PROMPT:
From the entries that follow, pick out all lines holding "enfant".

SUPPLIED RECORDS:

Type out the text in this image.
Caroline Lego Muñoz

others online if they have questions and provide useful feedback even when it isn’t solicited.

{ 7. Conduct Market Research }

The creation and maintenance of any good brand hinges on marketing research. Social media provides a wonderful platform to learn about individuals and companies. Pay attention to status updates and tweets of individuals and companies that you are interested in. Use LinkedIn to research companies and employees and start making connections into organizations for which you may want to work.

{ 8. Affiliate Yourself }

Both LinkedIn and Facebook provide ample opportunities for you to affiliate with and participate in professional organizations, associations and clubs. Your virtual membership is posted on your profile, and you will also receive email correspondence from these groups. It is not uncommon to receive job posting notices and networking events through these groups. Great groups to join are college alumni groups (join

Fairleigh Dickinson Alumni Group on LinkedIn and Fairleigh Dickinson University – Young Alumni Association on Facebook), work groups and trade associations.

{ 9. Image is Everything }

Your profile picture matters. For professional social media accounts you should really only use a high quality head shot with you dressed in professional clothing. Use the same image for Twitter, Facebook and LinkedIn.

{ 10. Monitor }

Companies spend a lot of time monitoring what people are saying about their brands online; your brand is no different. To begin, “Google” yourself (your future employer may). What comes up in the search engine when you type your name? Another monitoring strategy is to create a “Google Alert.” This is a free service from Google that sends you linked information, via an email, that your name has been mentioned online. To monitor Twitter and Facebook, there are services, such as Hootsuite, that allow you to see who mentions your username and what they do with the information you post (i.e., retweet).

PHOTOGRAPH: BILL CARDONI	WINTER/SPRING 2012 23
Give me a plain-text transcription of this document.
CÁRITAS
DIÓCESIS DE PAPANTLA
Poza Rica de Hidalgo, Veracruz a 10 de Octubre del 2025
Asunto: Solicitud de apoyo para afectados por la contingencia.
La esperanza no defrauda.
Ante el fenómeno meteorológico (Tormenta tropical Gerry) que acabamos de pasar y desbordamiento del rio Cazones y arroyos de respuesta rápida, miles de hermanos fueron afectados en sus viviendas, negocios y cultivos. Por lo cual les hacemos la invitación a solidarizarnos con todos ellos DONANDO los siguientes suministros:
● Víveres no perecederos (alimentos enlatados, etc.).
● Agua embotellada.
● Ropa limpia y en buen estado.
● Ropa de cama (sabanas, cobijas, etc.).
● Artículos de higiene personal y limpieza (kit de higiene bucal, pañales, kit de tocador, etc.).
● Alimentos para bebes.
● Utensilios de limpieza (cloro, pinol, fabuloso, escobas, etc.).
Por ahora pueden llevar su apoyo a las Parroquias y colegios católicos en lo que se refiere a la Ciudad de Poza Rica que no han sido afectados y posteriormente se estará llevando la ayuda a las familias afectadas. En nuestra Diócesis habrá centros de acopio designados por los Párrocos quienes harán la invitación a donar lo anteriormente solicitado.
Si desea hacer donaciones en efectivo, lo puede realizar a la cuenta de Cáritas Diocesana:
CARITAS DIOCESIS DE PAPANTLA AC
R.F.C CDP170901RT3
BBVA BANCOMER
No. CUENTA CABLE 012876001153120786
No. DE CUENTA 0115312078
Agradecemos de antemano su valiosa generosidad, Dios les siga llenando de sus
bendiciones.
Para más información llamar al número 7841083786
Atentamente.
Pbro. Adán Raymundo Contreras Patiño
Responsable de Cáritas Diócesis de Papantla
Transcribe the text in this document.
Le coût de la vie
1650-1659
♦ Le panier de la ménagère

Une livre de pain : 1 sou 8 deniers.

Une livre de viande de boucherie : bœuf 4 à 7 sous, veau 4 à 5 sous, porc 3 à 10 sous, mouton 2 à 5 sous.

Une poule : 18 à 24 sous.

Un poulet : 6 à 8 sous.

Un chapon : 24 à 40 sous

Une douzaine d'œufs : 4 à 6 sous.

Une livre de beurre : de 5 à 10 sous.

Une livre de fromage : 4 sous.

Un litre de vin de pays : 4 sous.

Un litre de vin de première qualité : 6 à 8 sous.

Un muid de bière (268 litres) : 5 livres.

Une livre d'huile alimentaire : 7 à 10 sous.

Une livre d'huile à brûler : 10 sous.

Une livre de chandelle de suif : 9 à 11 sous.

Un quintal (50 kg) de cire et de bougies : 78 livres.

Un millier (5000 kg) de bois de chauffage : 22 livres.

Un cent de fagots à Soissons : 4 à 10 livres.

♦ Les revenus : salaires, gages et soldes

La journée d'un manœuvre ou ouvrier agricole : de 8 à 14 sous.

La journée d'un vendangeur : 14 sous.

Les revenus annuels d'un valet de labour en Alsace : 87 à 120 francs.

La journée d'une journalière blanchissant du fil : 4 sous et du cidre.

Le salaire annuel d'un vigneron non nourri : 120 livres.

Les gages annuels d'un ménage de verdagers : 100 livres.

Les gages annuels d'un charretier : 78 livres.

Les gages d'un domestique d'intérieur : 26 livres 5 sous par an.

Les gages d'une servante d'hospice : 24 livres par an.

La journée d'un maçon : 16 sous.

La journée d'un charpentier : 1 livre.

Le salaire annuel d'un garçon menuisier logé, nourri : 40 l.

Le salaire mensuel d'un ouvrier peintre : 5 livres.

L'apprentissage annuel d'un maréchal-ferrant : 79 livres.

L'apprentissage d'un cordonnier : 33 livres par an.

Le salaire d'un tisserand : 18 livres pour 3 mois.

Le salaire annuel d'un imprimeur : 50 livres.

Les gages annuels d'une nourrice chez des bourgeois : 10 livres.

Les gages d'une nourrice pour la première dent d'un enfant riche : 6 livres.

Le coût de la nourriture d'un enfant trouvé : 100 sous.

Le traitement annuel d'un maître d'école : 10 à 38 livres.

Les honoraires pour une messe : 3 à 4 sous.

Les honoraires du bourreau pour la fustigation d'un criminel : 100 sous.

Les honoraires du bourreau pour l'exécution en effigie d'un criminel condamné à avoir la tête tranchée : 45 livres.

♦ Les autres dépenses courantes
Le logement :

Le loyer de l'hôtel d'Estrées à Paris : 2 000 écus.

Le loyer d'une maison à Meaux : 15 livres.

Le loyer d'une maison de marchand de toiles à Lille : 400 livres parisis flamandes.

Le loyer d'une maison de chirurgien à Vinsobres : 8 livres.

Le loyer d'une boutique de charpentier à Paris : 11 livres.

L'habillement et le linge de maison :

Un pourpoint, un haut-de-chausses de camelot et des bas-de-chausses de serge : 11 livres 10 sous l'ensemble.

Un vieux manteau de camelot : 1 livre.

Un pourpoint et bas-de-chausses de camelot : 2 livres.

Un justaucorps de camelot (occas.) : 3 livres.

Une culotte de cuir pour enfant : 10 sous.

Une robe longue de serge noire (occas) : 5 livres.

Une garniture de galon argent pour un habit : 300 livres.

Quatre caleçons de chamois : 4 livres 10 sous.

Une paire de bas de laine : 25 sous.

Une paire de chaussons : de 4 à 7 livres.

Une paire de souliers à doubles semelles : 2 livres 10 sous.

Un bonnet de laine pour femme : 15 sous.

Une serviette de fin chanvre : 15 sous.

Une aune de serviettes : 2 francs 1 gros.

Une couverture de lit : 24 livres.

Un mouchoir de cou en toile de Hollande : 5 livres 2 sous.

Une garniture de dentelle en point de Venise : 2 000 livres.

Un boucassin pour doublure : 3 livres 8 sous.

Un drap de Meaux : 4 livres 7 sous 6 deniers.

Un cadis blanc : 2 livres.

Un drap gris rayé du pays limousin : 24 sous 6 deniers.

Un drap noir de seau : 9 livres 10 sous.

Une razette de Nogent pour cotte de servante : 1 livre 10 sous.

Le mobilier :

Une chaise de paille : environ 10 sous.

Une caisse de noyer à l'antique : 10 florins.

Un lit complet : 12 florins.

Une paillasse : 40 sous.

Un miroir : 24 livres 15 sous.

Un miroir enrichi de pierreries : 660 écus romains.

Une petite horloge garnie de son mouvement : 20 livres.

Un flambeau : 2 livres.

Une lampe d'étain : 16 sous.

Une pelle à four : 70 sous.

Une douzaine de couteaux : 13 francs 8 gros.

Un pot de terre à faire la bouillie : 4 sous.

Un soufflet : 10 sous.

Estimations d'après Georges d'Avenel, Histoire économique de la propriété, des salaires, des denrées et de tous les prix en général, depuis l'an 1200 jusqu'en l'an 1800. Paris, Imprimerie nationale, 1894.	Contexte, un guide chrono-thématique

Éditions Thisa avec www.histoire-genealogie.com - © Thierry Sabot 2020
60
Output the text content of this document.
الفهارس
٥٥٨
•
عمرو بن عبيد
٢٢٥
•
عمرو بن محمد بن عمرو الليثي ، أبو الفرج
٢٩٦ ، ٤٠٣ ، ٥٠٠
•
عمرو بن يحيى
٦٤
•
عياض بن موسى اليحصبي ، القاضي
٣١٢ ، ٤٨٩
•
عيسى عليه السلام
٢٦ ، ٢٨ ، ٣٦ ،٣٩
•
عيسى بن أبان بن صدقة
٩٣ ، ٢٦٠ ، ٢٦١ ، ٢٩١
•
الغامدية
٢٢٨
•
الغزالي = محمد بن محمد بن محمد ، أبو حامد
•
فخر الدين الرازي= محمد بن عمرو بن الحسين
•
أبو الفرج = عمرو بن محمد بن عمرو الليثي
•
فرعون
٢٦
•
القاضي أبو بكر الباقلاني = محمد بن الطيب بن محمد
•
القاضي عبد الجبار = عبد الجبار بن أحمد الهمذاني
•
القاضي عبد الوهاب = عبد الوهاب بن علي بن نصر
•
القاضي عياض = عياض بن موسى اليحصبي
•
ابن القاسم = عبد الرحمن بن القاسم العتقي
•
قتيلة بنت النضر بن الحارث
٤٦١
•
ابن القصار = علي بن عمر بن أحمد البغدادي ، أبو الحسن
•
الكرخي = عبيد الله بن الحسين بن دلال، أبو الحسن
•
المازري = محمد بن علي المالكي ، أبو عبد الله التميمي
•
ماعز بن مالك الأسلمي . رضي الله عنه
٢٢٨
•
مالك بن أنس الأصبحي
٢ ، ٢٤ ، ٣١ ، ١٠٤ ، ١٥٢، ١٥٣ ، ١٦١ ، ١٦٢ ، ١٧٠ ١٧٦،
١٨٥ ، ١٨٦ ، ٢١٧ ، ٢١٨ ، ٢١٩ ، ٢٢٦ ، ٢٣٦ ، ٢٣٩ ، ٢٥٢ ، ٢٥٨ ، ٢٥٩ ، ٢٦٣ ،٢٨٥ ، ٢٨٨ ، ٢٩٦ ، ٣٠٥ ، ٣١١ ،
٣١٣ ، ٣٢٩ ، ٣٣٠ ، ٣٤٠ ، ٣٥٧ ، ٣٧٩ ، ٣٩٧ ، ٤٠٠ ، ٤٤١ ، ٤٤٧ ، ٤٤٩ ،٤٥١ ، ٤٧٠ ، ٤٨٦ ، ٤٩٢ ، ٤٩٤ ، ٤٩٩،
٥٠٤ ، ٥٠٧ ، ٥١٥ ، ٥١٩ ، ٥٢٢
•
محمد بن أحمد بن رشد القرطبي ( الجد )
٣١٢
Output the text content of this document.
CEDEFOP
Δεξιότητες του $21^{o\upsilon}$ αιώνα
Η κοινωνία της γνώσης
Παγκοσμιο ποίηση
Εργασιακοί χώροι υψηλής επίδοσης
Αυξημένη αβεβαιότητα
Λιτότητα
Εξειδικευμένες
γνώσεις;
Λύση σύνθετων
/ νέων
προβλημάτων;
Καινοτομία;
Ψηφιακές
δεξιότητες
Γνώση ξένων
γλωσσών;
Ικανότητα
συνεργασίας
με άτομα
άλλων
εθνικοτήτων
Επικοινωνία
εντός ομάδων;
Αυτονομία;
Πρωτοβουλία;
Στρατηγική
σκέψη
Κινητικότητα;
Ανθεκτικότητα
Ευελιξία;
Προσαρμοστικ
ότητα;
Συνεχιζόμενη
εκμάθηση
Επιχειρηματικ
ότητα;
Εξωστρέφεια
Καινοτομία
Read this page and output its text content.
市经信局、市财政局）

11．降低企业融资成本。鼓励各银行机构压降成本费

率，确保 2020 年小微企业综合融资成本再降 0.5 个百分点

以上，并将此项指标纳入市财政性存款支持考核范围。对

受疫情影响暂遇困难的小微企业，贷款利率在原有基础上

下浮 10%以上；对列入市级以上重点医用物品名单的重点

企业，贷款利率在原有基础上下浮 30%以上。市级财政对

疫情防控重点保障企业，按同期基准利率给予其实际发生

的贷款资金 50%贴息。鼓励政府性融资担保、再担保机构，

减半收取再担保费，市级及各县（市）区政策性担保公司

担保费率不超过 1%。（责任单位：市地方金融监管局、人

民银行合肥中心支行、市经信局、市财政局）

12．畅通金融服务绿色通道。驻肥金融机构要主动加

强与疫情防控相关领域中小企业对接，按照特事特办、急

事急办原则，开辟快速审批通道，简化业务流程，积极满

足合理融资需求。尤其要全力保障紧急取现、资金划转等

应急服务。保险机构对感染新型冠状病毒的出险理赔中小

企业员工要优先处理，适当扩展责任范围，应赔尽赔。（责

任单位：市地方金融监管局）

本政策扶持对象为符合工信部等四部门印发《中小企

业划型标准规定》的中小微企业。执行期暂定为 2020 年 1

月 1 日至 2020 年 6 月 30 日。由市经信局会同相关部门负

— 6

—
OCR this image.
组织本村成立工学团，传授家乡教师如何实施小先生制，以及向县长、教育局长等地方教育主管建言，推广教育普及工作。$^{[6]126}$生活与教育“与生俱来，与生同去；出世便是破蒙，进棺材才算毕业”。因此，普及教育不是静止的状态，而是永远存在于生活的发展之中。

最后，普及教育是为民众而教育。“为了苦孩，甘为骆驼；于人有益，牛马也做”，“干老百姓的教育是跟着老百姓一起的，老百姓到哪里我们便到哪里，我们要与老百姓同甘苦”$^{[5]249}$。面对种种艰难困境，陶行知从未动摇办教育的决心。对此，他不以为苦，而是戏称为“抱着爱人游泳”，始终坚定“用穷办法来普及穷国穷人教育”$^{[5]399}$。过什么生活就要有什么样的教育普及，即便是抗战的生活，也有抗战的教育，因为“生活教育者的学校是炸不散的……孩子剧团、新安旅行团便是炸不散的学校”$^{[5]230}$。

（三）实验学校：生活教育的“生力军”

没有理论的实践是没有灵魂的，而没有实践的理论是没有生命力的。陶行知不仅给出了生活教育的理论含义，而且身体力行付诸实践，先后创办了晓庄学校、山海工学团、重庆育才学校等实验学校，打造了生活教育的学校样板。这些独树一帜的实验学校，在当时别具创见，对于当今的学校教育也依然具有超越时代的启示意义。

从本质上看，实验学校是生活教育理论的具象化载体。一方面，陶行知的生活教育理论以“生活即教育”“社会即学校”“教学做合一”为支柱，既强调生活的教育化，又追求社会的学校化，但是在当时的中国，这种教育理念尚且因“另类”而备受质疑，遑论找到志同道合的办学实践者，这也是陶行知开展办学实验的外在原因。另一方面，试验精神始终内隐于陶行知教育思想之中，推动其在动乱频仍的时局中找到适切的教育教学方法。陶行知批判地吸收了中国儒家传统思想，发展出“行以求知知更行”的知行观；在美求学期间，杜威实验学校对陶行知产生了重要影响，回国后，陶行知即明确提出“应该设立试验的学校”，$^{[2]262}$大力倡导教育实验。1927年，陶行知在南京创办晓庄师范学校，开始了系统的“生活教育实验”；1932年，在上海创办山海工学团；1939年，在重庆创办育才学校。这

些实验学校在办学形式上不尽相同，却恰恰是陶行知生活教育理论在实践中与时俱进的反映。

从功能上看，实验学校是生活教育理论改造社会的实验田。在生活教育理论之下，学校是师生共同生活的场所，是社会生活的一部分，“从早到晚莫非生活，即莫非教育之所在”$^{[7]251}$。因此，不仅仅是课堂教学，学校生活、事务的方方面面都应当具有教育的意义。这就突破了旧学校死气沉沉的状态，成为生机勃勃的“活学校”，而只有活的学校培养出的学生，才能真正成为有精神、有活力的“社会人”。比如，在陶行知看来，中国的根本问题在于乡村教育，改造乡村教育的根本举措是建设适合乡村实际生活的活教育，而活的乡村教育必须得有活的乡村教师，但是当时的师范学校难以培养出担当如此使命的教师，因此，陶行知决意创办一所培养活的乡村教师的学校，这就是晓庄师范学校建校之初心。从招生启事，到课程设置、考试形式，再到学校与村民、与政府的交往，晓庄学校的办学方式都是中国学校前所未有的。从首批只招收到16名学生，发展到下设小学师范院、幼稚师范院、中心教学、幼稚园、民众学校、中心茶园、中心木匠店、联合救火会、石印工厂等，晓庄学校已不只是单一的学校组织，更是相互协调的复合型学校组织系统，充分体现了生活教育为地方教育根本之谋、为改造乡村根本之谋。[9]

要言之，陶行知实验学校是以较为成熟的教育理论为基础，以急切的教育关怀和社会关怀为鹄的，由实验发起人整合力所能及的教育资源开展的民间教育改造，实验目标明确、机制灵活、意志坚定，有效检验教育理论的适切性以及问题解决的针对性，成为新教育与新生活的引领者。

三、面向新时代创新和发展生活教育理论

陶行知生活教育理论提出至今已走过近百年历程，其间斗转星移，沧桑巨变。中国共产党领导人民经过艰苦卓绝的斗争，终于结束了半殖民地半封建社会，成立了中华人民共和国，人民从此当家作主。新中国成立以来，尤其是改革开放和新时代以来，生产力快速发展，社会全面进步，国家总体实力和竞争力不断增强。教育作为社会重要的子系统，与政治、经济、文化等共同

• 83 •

SOLVED PROBLEM:
Les gages d'une nourrice pour la première dent d'un enfant riche : 6 livres.
Le coût de la nourriture d'un enfant trouvé : 100 sous.
Une culotte de cuir pour enfant : 10 sous.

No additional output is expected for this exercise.